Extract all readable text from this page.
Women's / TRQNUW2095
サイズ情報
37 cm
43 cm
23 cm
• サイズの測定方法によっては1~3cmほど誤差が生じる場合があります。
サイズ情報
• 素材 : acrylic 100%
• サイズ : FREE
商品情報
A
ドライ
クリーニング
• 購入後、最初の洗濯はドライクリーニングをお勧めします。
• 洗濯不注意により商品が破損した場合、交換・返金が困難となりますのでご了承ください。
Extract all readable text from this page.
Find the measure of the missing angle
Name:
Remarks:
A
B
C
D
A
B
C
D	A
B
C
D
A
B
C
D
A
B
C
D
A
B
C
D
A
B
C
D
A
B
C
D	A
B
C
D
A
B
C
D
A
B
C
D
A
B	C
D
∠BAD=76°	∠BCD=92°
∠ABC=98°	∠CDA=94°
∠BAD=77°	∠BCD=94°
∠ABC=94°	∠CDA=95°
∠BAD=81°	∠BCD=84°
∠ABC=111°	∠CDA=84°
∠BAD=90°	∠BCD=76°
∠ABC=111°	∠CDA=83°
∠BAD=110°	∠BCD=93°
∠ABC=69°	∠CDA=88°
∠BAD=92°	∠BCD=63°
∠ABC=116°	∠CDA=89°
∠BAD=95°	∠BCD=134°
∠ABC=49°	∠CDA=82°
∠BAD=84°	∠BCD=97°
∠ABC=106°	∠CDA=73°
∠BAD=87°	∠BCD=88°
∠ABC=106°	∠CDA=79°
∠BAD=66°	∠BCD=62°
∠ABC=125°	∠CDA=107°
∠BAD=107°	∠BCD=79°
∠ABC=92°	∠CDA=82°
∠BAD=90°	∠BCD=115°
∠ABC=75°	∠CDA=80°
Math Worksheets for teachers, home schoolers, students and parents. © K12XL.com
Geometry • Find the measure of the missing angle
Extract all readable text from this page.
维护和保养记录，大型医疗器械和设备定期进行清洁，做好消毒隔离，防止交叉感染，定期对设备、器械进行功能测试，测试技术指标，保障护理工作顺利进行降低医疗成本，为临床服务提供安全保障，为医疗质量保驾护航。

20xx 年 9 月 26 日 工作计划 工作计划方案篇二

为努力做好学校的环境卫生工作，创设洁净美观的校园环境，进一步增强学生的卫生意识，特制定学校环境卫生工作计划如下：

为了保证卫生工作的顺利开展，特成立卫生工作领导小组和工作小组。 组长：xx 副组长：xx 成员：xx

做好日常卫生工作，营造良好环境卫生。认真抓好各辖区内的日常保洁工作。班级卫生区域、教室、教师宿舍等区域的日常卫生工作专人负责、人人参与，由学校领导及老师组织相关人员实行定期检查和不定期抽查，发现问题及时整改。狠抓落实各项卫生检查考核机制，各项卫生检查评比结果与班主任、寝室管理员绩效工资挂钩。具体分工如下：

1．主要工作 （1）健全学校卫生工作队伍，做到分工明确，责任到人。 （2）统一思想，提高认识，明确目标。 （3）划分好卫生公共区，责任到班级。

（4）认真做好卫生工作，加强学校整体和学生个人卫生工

--------------------------------

— PROBLEM REQUIREMENTS —
Copy the lines from the entries above in which the word "measure" appears.

— OUTPUT OF THE TASK —
Find the measure of the missing angle
Geometry • Find the measure of the missing angle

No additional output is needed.